**Exercise objective:**
Copy every entry exactly as given, minus the images.
━━━━━ Supplied records
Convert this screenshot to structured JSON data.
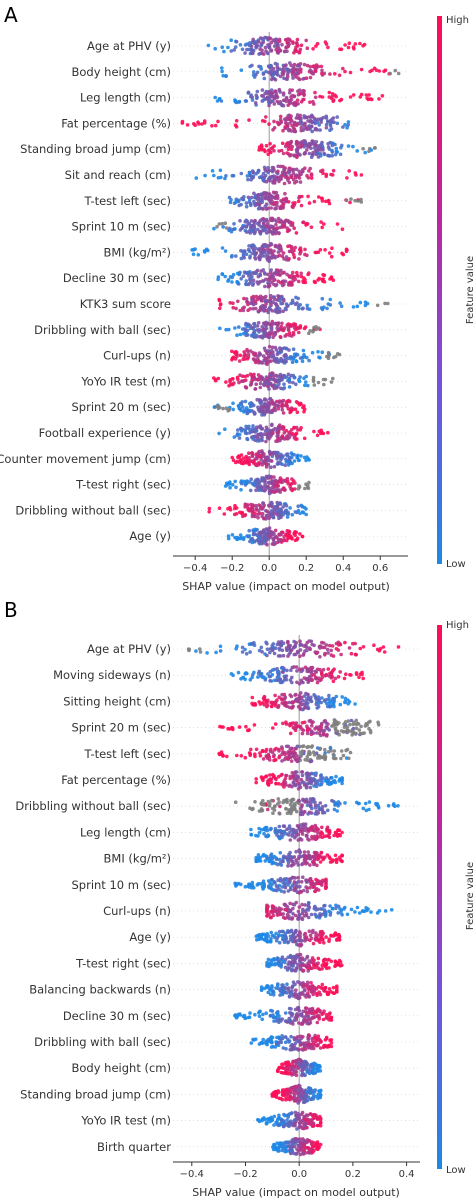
{
  "colors": {
    "low": "#1e88e5",
    "high": "#ff0d57",
    "missing": "#808080",
    "axis": "#333333",
    "zero_line": "#999999"
  },
  "chart_data": [
    {
      "type": "scatter",
      "panel": "A",
      "xlabel": "SHAP value (impact on model output)",
      "xlim": [
        -0.52,
        0.75
      ],
      "xticks": [
        -0.4,
        -0.2,
        0.0,
        0.2,
        0.4,
        0.6
      ],
      "xtick_labels": [
        "−0.4",
        "−0.2",
        "0.0",
        "0.2",
        "0.4",
        "0.6"
      ],
      "colorbar": {
        "label": "Feature value",
        "high": "High",
        "low": "Low"
      },
      "features": [
        {
          "name": "Age at PHV (y)",
          "min": -0.34,
          "max": 0.52,
          "split": 0.0,
          "lowSide": "neg"
        },
        {
          "name": "Body height (cm)",
          "min": -0.28,
          "max": 0.71,
          "split": 0.1,
          "lowSide": "neg",
          "grey": [
            0.65,
            0.72
          ]
        },
        {
          "name": "Leg length (cm)",
          "min": -0.31,
          "max": 0.62,
          "split": 0.05,
          "lowSide": "neg"
        },
        {
          "name": "Fat percentage (%)",
          "min": -0.48,
          "max": 0.44,
          "split": 0.18,
          "lowSide": "pos"
        },
        {
          "name": "Standing broad jump (cm)",
          "min": -0.08,
          "max": 0.58,
          "split": 0.2,
          "lowSide": "pos",
          "grey": [
            0.48,
            0.58
          ]
        },
        {
          "name": "Sit and reach (cm)",
          "min": -0.4,
          "max": 0.5,
          "split": 0.05,
          "lowSide": "neg"
        },
        {
          "name": "T-test left (sec)",
          "min": -0.22,
          "max": 0.5,
          "split": 0.0,
          "lowSide": "neg",
          "grey": [
            0.4,
            0.5
          ]
        },
        {
          "name": "Sprint 10 m (sec)",
          "min": -0.36,
          "max": 0.4,
          "split": 0.0,
          "lowSide": "neg",
          "grey": [
            -0.36,
            -0.22
          ]
        },
        {
          "name": "BMI (kg/m²)",
          "min": -0.42,
          "max": 0.42,
          "split": 0.0,
          "lowSide": "neg"
        },
        {
          "name": "Decline 30 m (sec)",
          "min": -0.3,
          "max": 0.35,
          "split": 0.0,
          "lowSide": "neg"
        },
        {
          "name": "KTK3 sum score",
          "min": -0.3,
          "max": 0.68,
          "split": 0.0,
          "lowSide": "pos",
          "grey": [
            0.57,
            0.68
          ]
        },
        {
          "name": "Dribbling with ball (sec)",
          "min": -0.28,
          "max": 0.28,
          "split": 0.0,
          "lowSide": "neg",
          "grey": [
            0.2,
            0.28
          ]
        },
        {
          "name": "Curl-ups (n)",
          "min": -0.24,
          "max": 0.38,
          "split": 0.0,
          "lowSide": "pos",
          "grey": [
            0.28,
            0.38
          ]
        },
        {
          "name": "YoYo IR test (m)",
          "min": -0.3,
          "max": 0.35,
          "split": 0.0,
          "lowSide": "pos",
          "grey": [
            0.22,
            0.35
          ]
        },
        {
          "name": "Sprint 20 m (sec)",
          "min": -0.3,
          "max": 0.2,
          "split": 0.0,
          "lowSide": "neg",
          "grey": [
            -0.3,
            -0.2
          ]
        },
        {
          "name": "Football experience (y)",
          "min": -0.28,
          "max": 0.32,
          "split": 0.0,
          "lowSide": "neg"
        },
        {
          "name": "Counter movement jump (cm)",
          "min": -0.2,
          "max": 0.22,
          "split": 0.0,
          "lowSide": "pos"
        },
        {
          "name": "T-test right (sec)",
          "min": -0.24,
          "max": 0.22,
          "split": 0.0,
          "lowSide": "neg",
          "grey": [
            0.15,
            0.22
          ]
        },
        {
          "name": "Dribbling without ball (sec)",
          "min": -0.34,
          "max": 0.2,
          "split": 0.0,
          "lowSide": "pos"
        },
        {
          "name": "Age (y)",
          "min": -0.22,
          "max": 0.18,
          "split": 0.0,
          "lowSide": "neg"
        }
      ]
    },
    {
      "type": "scatter",
      "panel": "B",
      "xlabel": "SHAP value (impact on model output)",
      "xlim": [
        -0.47,
        0.45
      ],
      "xticks": [
        -0.4,
        -0.2,
        0.0,
        0.2,
        0.4
      ],
      "xtick_labels": [
        "−0.4",
        "−0.2",
        "0.0",
        "0.2",
        "0.4"
      ],
      "colorbar": {
        "label": "Feature value",
        "high": "High",
        "low": "Low"
      },
      "features": [
        {
          "name": "Age at PHV (y)",
          "min": -0.43,
          "max": 0.37,
          "split": 0.0,
          "lowSide": "neg",
          "grey": [
            -0.43,
            -0.35
          ]
        },
        {
          "name": "Moving sideways  (n)",
          "min": -0.26,
          "max": 0.24,
          "split": 0.0,
          "lowSide": "neg"
        },
        {
          "name": "Sitting height (cm)",
          "min": -0.18,
          "max": 0.22,
          "split": 0.0,
          "lowSide": "pos"
        },
        {
          "name": "Sprint 20 m (sec)",
          "min": -0.3,
          "max": 0.3,
          "split": 0.12,
          "lowSide": "pos",
          "grey": [
            0.12,
            0.3
          ]
        },
        {
          "name": "T-test left (sec)",
          "min": -0.3,
          "max": 0.2,
          "split": 0.0,
          "lowSide": "pos",
          "grey": [
            0.0,
            0.2
          ]
        },
        {
          "name": "Fat percentage (%)",
          "min": -0.16,
          "max": 0.16,
          "split": 0.0,
          "lowSide": "pos"
        },
        {
          "name": "Dribbling without ball (sec)",
          "min": -0.24,
          "max": 0.4,
          "split": 0.0,
          "lowSide": "pos",
          "grey": [
            -0.24,
            0.0
          ]
        },
        {
          "name": "Leg length (cm)",
          "min": -0.18,
          "max": 0.16,
          "split": 0.0,
          "lowSide": "neg"
        },
        {
          "name": "BMI (kg/m²)",
          "min": -0.16,
          "max": 0.16,
          "split": 0.0,
          "lowSide": "neg"
        },
        {
          "name": "Sprint 10 m (sec)",
          "min": -0.24,
          "max": 0.1,
          "split": 0.0,
          "lowSide": "neg"
        },
        {
          "name": "Curl-ups  (n)",
          "min": -0.12,
          "max": 0.38,
          "split": 0.0,
          "lowSide": "pos"
        },
        {
          "name": "Age (y)",
          "min": -0.16,
          "max": 0.15,
          "split": 0.0,
          "lowSide": "neg"
        },
        {
          "name": "T-test right (sec)",
          "min": -0.12,
          "max": 0.16,
          "split": 0.0,
          "lowSide": "neg"
        },
        {
          "name": "Balancing backwards  (n)",
          "min": -0.14,
          "max": 0.14,
          "split": 0.0,
          "lowSide": "neg"
        },
        {
          "name": "Decline 30 m (sec)",
          "min": -0.24,
          "max": 0.12,
          "split": 0.0,
          "lowSide": "neg"
        },
        {
          "name": "Dribbling with ball (sec)",
          "min": -0.18,
          "max": 0.12,
          "split": 0.0,
          "lowSide": "neg"
        },
        {
          "name": "Body height (cm)",
          "min": -0.08,
          "max": 0.08,
          "split": 0.0,
          "lowSide": "pos"
        },
        {
          "name": "Standing broad jump (cm)",
          "min": -0.1,
          "max": 0.08,
          "split": 0.0,
          "lowSide": "pos"
        },
        {
          "name": "YoYo IR test (m)",
          "min": -0.16,
          "max": 0.08,
          "split": 0.0,
          "lowSide": "neg"
        },
        {
          "name": "Birth quarter",
          "min": -0.1,
          "max": 0.08,
          "split": 0.0,
          "lowSide": "neg"
        }
      ]
    }
  ]
}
━━━━━━━━━━
**Completed exercise:**
Convert this screenshot to structured JSON data.
{
  "colors": {
    "low": "#1e88e5",
    "high": "#ff0d57",
    "missing": "#808080",
    "axis": "#333333",
    "zero_line": "#999999"
  },
  "chart_data": [
    {
      "type": "scatter",
      "panel": "A",
      "xlabel": "SHAP value (impact on model output)",
      "xlim": [
        -0.52,
        0.75
      ],
      "xticks": [
        -0.4,
        -0.2,
        0.0,
        0.2,
        0.4,
        0.6
      ],
      "xtick_labels": [
        "−0.4",
        "−0.2",
        "0.0",
        "0.2",
        "0.4",
        "0.6"
      ],
      "colorbar": {
        "label": "Feature value",
        "high": "High",
        "low": "Low"
      },
      "features": [
        {
          "name": "Age at PHV (y)",
          "min": -0.34,
          "max": 0.52,
          "split": 0.0,
          "lowSide": "neg"
        },
        {
          "name": "Body height (cm)",
          "min": -0.28,
          "max": 0.71,
          "split": 0.1,
          "lowSide": "neg",
          "grey": [
            0.65,
            0.72
          ]
        },
        {
          "name": "Leg length (cm)",
          "min": -0.31,
          "max": 0.62,
          "split": 0.05,
          "lowSide": "neg"
        },
        {
          "name": "Fat percentage (%)",
          "min": -0.48,
          "max": 0.44,
          "split": 0.18,
          "lowSide": "pos"
        },
        {
          "name": "Standing broad jump (cm)",
          "min": -0.08,
          "max": 0.58,
          "split": 0.2,
          "lowSide": "pos",
          "grey": [
            0.48,
            0.58
          ]
        },
        {
          "name": "Sit and reach (cm)",
          "min": -0.4,
          "max": 0.5,
          "split": 0.05,
          "lowSide": "neg"
        },
        {
          "name": "T-test left (sec)",
          "min": -0.22,
          "max": 0.5,
          "split": 0.0,
          "lowSide": "neg",
          "grey": [
            0.4,
            0.5
          ]
        },
        {
          "name": "Sprint 10 m (sec)",
          "min": -0.36,
          "max": 0.4,
          "split": 0.0,
          "lowSide": "neg",
          "grey": [
            -0.36,
            -0.22
          ]
        },
        {
          "name": "BMI (kg/m²)",
          "min": -0.42,
          "max": 0.42,
          "split": 0.0,
          "lowSide": "neg"
        },
        {
          "name": "Decline 30 m (sec)",
          "min": -0.3,
          "max": 0.35,
          "split": 0.0,
          "lowSide": "neg"
        },
        {
          "name": "KTK3 sum score",
          "min": -0.3,
          "max": 0.68,
          "split": 0.0,
          "lowSide": "pos",
          "grey": [
            0.57,
            0.68
          ]
        },
        {
          "name": "Dribbling with ball (sec)",
          "min": -0.28,
          "max": 0.28,
          "split": 0.0,
          "lowSide": "neg",
          "grey": [
            0.2,
            0.28
          ]
        },
        {
          "name": "Curl-ups (n)",
          "min": -0.24,
          "max": 0.38,
          "split": 0.0,
          "lowSide": "pos",
          "grey": [
            0.28,
            0.38
          ]
        },
        {
          "name": "YoYo IR test (m)",
          "min": -0.3,
          "max": 0.35,
          "split": 0.0,
          "lowSide": "pos",
          "grey": [
            0.22,
            0.35
          ]
        },
        {
          "name": "Sprint 20 m (sec)",
          "min": -0.3,
          "max": 0.2,
          "split": 0.0,
          "lowSide": "neg",
          "grey": [
            -0.3,
            -0.2
          ]
        },
        {
          "name": "Football experience (y)",
          "min": -0.28,
          "max": 0.32,
          "split": 0.0,
          "lowSide": "neg"
        },
        {
          "name": "Counter movement jump (cm)",
          "min": -0.2,
          "max": 0.22,
          "split": 0.0,
          "lowSide": "pos"
        },
        {
          "name": "T-test right (sec)",
          "min": -0.24,
          "max": 0.22,
          "split": 0.0,
          "lowSide": "neg",
          "grey": [
            0.15,
            0.22
          ]
        },
        {
          "name": "Dribbling without ball (sec)",
          "min": -0.34,
          "max": 0.2,
          "split": 0.0,
          "lowSide": "pos"
        },
        {
          "name": "Age (y)",
          "min": -0.22,
          "max": 0.18,
          "split": 0.0,
          "lowSide": "neg"
        }
      ]
    },
    {
      "type": "scatter",
      "panel": "B",
      "xlabel": "SHAP value (impact on model output)",
      "xlim": [
        -0.47,
        0.45
      ],
      "xticks": [
        -0.4,
        -0.2,
        0.0,
        0.2,
        0.4
      ],
      "xtick_labels": [
        "−0.4",
        "−0.2",
        "0.0",
        "0.2",
        "0.4"
      ],
      "colorbar": {
        "label": "Feature value",
        "high": "High",
        "low": "Low"
      },
      "features": [
        {
          "name": "Age at PHV (y)",
          "min": -0.43,
          "max": 0.37,
          "split": 0.0,
          "lowSide": "neg",
          "grey": [
            -0.43,
            -0.35
          ]
        },
        {
          "name": "Moving sideways  (n)",
          "min": -0.26,
          "max": 0.24,
          "split": 0.0,
          "lowSide": "neg"
        },
        {
          "name": "Sitting height (cm)",
          "min": -0.18,
          "max": 0.22,
          "split": 0.0,
          "lowSide": "pos"
        },
        {
          "name": "Sprint 20 m (sec)",
          "min": -0.3,
          "max": 0.3,
          "split": 0.12,
          "lowSide": "pos",
          "grey": [
            0.12,
            0.3
          ]
        },
        {
          "name": "T-test left (sec)",
          "min": -0.3,
          "max": 0.2,
          "split": 0.0,
          "lowSide": "pos",
          "grey": [
            0.0,
            0.2
          ]
        },
        {
          "name": "Fat percentage (%)",
          "min": -0.16,
          "max": 0.16,
          "split": 0.0,
          "lowSide": "pos"
        },
        {
          "name": "Dribbling without ball (sec)",
          "min": -0.24,
          "max": 0.4,
          "split": 0.0,
          "lowSide": "pos",
          "grey": [
            -0.24,
            0.0
          ]
        },
        {
          "name": "Leg length (cm)",
          "min": -0.18,
          "max": 0.16,
          "split": 0.0,
          "lowSide": "neg"
        },
        {
          "name": "BMI (kg/m²)",
          "min": -0.16,
          "max": 0.16,
          "split": 0.0,
          "lowSide": "neg"
        },
        {
          "name": "Sprint 10 m (sec)",
          "min": -0.24,
          "max": 0.1,
          "split": 0.0,
          "lowSide": "neg"
        },
        {
          "name": "Curl-ups  (n)",
          "min": -0.12,
          "max": 0.38,
          "split": 0.0,
          "lowSide": "pos"
        },
        {
          "name": "Age (y)",
          "min": -0.16,
          "max": 0.15,
          "split": 0.0,
          "lowSide": "neg"
        },
        {
          "name": "T-test right (sec)",
          "min": -0.12,
          "max": 0.16,
          "split": 0.0,
          "lowSide": "neg"
        },
        {
          "name": "Balancing backwards  (n)",
          "min": -0.14,
          "max": 0.14,
          "split": 0.0,
          "lowSide": "neg"
        },
        {
          "name": "Decline 30 m (sec)",
          "min": -0.24,
          "max": 0.12,
          "split": 0.0,
          "lowSide": "neg"
        },
        {
          "name": "Dribbling with ball (sec)",
          "min": -0.18,
          "max": 0.12,
          "split": 0.0,
          "lowSide": "neg"
        },
        {
          "name": "Body height (cm)",
          "min": -0.08,
          "max": 0.08,
          "split": 0.0,
          "lowSide": "pos"
        },
        {
          "name": "Standing broad jump (cm)",
          "min": -0.1,
          "max": 0.08,
          "split": 0.0,
          "lowSide": "pos"
        },
        {
          "name": "YoYo IR test (m)",
          "min": -0.16,
          "max": 0.08,
          "split": 0.0,
          "lowSide": "neg"
        },
        {
          "name": "Birth quarter",
          "min": -0.1,
          "max": 0.08,
          "split": 0.0,
          "lowSide": "neg"
        }
      ]
    }
  ]
}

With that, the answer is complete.